Task goal → Format the stretch of lines from the one containing "Output each element" through the one containing "body-section (143, 864, 807, 1228)", both included, as a JSON list of strings with one string per line. Skip blank lines and leave the pictures out.

Data lines →
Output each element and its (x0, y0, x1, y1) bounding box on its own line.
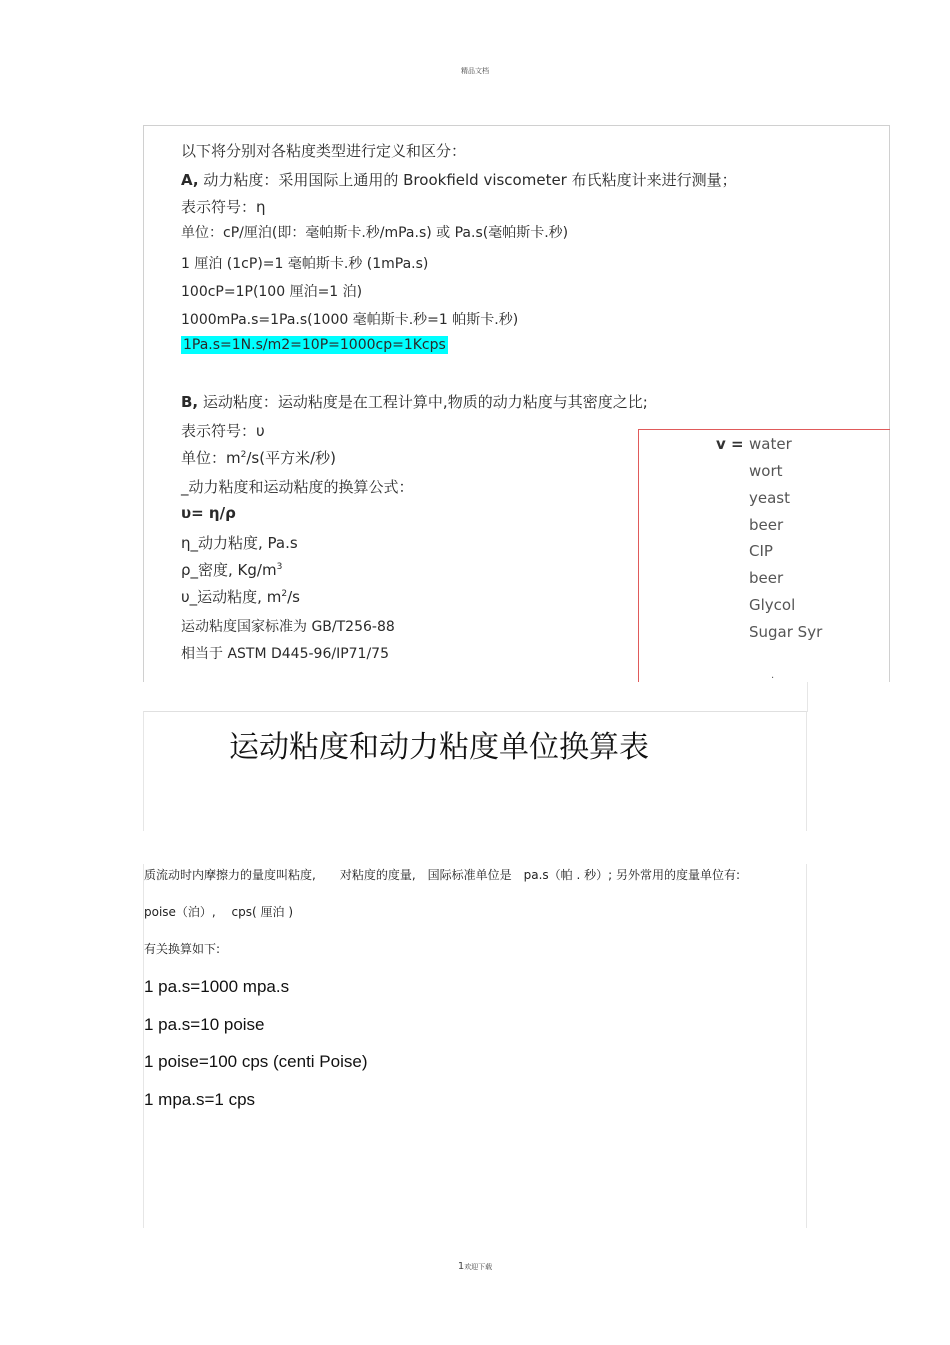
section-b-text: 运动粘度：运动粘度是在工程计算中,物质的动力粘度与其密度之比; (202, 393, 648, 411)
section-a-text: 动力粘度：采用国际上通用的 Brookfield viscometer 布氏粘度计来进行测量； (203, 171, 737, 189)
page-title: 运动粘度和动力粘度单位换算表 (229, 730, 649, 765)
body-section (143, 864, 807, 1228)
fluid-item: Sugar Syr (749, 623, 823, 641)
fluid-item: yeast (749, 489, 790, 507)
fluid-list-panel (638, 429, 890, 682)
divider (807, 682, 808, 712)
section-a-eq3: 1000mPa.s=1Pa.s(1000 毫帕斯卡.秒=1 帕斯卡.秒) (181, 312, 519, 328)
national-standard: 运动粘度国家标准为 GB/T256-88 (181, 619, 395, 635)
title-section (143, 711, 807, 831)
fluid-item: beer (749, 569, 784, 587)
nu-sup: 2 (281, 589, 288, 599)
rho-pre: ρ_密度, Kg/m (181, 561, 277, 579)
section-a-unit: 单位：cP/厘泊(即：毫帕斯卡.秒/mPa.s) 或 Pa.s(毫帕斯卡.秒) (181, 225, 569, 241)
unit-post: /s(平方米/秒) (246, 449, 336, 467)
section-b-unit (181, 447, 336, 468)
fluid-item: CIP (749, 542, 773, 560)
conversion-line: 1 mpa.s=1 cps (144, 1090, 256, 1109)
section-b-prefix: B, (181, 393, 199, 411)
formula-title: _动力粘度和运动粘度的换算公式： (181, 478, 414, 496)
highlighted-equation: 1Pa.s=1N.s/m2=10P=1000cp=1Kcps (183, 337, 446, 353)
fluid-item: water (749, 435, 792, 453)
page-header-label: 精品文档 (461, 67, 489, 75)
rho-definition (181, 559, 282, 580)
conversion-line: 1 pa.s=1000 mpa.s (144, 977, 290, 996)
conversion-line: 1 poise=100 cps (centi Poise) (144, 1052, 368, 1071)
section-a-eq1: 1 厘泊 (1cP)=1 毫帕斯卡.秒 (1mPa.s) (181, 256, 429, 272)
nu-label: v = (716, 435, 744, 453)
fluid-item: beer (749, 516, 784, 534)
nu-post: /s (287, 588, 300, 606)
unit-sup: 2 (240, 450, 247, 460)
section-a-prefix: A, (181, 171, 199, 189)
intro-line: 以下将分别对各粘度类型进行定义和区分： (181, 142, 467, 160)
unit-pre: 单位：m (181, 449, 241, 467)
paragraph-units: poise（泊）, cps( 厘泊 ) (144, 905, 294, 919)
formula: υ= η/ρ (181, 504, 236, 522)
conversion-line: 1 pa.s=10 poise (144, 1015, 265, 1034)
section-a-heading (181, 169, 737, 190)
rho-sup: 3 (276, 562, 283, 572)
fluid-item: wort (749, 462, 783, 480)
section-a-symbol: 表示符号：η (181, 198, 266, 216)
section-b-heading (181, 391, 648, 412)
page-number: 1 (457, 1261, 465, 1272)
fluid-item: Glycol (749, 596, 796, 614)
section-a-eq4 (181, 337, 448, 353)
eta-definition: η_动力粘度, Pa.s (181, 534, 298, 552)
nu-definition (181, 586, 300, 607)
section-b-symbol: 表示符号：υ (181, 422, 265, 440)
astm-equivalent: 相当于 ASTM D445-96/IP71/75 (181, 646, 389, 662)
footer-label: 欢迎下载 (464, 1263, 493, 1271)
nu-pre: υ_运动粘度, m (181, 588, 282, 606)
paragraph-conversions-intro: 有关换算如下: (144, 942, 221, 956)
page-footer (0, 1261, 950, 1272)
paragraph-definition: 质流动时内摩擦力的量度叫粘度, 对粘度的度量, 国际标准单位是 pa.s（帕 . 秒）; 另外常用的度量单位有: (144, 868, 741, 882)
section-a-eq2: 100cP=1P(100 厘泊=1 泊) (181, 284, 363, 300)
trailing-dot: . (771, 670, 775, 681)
* * *
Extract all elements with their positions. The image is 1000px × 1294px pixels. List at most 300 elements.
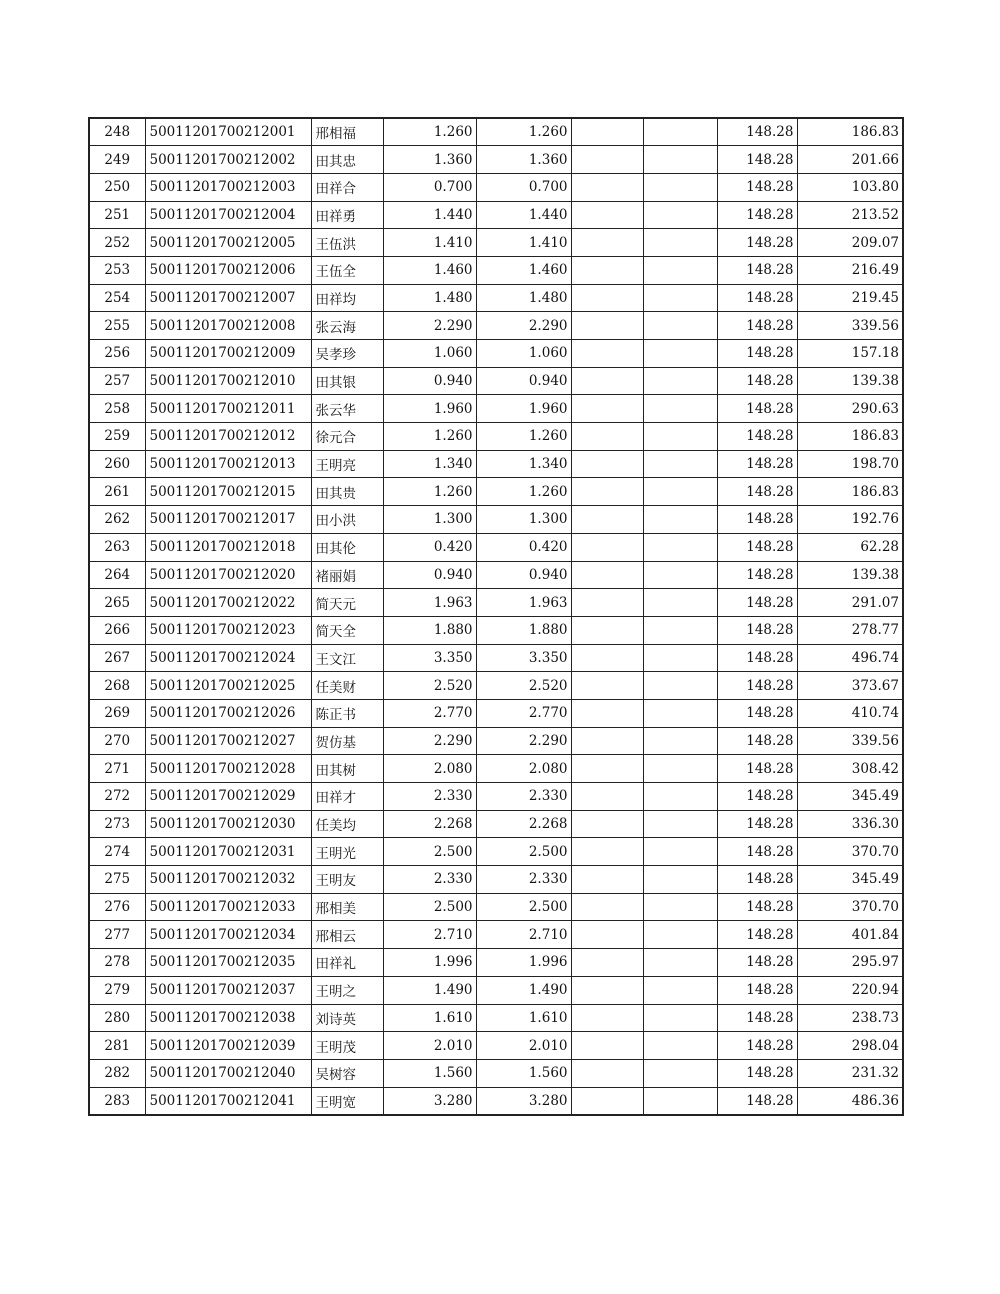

Exercise answer →
[
  "Output each element and its (x0, y0, x1, y1) bounding box on its own line.",
  "section-b-text: 运动粘度：运动粘度是在工程计算中,物质的动力粘度与其密度之比; (202, 393, 648, 411)",
  "section-a-text: 动力粘度：采用国际上通用的 Brookfield viscometer 布氏粘度计来进行测量； (203, 171, 737, 189)",
  "page-title: 运动粘度和动力粘度单位换算表 (229, 730, 649, 765)",
  "body-section (143, 864, 807, 1228)"
]